+++ EXTRACTED INFORMATION
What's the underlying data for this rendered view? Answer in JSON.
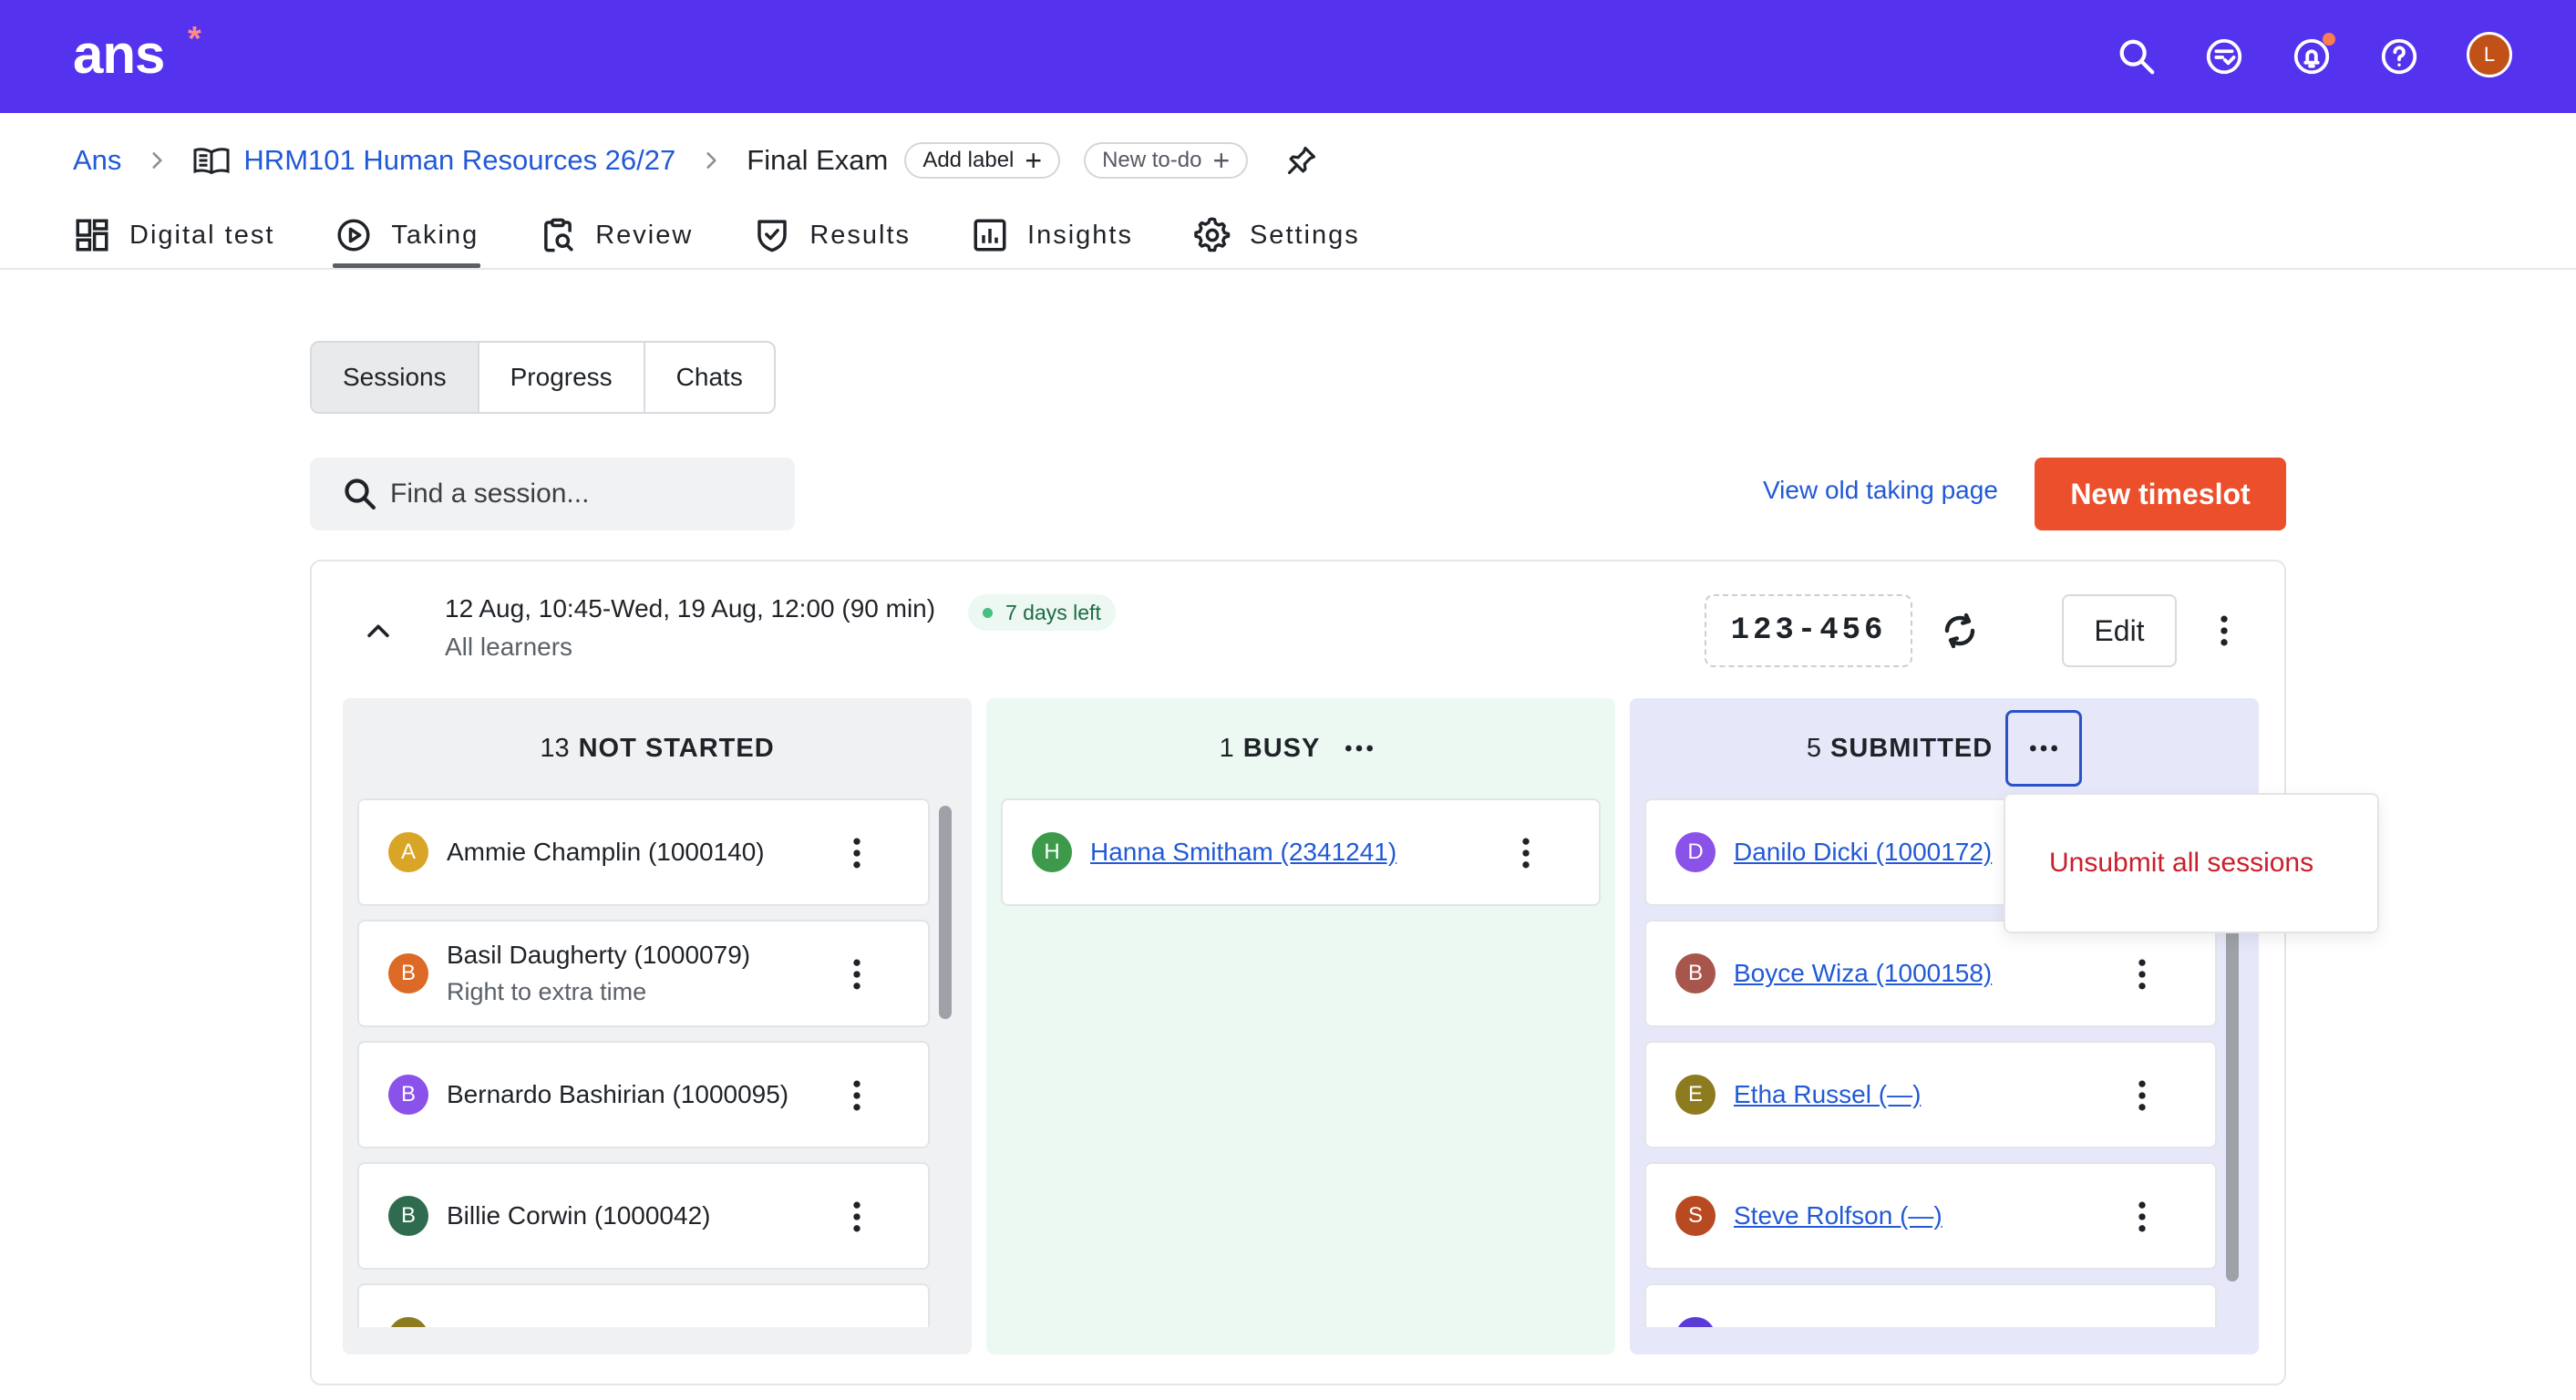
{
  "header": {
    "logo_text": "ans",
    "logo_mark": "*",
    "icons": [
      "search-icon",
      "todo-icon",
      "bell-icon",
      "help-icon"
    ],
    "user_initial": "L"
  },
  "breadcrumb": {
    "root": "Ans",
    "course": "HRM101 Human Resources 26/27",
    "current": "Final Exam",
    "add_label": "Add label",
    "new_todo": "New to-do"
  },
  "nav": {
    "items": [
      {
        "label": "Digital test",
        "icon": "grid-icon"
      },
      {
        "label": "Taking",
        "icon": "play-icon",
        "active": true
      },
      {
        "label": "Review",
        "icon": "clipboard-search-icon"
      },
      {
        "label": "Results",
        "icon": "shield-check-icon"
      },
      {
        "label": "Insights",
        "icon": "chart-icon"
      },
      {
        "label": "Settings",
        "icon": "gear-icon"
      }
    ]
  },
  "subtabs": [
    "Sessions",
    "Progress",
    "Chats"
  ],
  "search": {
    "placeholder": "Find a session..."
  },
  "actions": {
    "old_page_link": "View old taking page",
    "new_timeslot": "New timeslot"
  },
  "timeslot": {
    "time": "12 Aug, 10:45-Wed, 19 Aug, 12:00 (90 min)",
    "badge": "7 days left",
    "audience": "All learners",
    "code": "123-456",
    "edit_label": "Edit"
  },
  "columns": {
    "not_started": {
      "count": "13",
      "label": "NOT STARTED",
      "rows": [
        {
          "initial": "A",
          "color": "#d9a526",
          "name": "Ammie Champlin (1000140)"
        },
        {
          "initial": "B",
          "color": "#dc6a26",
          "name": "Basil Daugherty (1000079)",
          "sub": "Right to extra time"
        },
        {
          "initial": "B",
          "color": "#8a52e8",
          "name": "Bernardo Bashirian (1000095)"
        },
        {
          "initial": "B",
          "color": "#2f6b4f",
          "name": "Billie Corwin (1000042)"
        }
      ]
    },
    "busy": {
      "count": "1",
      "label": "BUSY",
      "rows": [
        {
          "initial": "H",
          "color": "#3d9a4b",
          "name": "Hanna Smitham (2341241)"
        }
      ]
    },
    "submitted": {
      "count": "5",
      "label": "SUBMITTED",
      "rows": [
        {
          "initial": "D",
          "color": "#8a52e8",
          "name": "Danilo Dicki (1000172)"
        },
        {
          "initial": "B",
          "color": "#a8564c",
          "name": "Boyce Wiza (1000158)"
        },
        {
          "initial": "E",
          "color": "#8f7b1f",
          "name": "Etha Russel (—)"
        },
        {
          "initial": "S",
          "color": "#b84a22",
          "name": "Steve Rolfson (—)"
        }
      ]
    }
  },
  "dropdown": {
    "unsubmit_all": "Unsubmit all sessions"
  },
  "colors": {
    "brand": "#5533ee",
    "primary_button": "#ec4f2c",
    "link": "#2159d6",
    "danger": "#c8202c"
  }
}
++++++
> EXERCISE TASK
All of the data above should be transcribed verbatim, with pictures omitted.

> EXPECTED ANSWER
What's the underlying data for this rendered view? Answer in JSON.
{
  "header": {
    "logo_text": "ans",
    "logo_mark": "*",
    "icons": [
      "search-icon",
      "todo-icon",
      "bell-icon",
      "help-icon"
    ],
    "user_initial": "L"
  },
  "breadcrumb": {
    "root": "Ans",
    "course": "HRM101 Human Resources 26/27",
    "current": "Final Exam",
    "add_label": "Add label",
    "new_todo": "New to-do"
  },
  "nav": {
    "items": [
      {
        "label": "Digital test",
        "icon": "grid-icon"
      },
      {
        "label": "Taking",
        "icon": "play-icon",
        "active": true
      },
      {
        "label": "Review",
        "icon": "clipboard-search-icon"
      },
      {
        "label": "Results",
        "icon": "shield-check-icon"
      },
      {
        "label": "Insights",
        "icon": "chart-icon"
      },
      {
        "label": "Settings",
        "icon": "gear-icon"
      }
    ]
  },
  "subtabs": [
    "Sessions",
    "Progress",
    "Chats"
  ],
  "search": {
    "placeholder": "Find a session..."
  },
  "actions": {
    "old_page_link": "View old taking page",
    "new_timeslot": "New timeslot"
  },
  "timeslot": {
    "time": "12 Aug, 10:45-Wed, 19 Aug, 12:00 (90 min)",
    "badge": "7 days left",
    "audience": "All learners",
    "code": "123-456",
    "edit_label": "Edit"
  },
  "columns": {
    "not_started": {
      "count": "13",
      "label": "NOT STARTED",
      "rows": [
        {
          "initial": "A",
          "color": "#d9a526",
          "name": "Ammie Champlin (1000140)"
        },
        {
          "initial": "B",
          "color": "#dc6a26",
          "name": "Basil Daugherty (1000079)",
          "sub": "Right to extra time"
        },
        {
          "initial": "B",
          "color": "#8a52e8",
          "name": "Bernardo Bashirian (1000095)"
        },
        {
          "initial": "B",
          "color": "#2f6b4f",
          "name": "Billie Corwin (1000042)"
        }
      ]
    },
    "busy": {
      "count": "1",
      "label": "BUSY",
      "rows": [
        {
          "initial": "H",
          "color": "#3d9a4b",
          "name": "Hanna Smitham (2341241)"
        }
      ]
    },
    "submitted": {
      "count": "5",
      "label": "SUBMITTED",
      "rows": [
        {
          "initial": "D",
          "color": "#8a52e8",
          "name": "Danilo Dicki (1000172)"
        },
        {
          "initial": "B",
          "color": "#a8564c",
          "name": "Boyce Wiza (1000158)"
        },
        {
          "initial": "E",
          "color": "#8f7b1f",
          "name": "Etha Russel (—)"
        },
        {
          "initial": "S",
          "color": "#b84a22",
          "name": "Steve Rolfson (—)"
        }
      ]
    }
  },
  "dropdown": {
    "unsubmit_all": "Unsubmit all sessions"
  },
  "colors": {
    "brand": "#5533ee",
    "primary_button": "#ec4f2c",
    "link": "#2159d6",
    "danger": "#c8202c"
  }
}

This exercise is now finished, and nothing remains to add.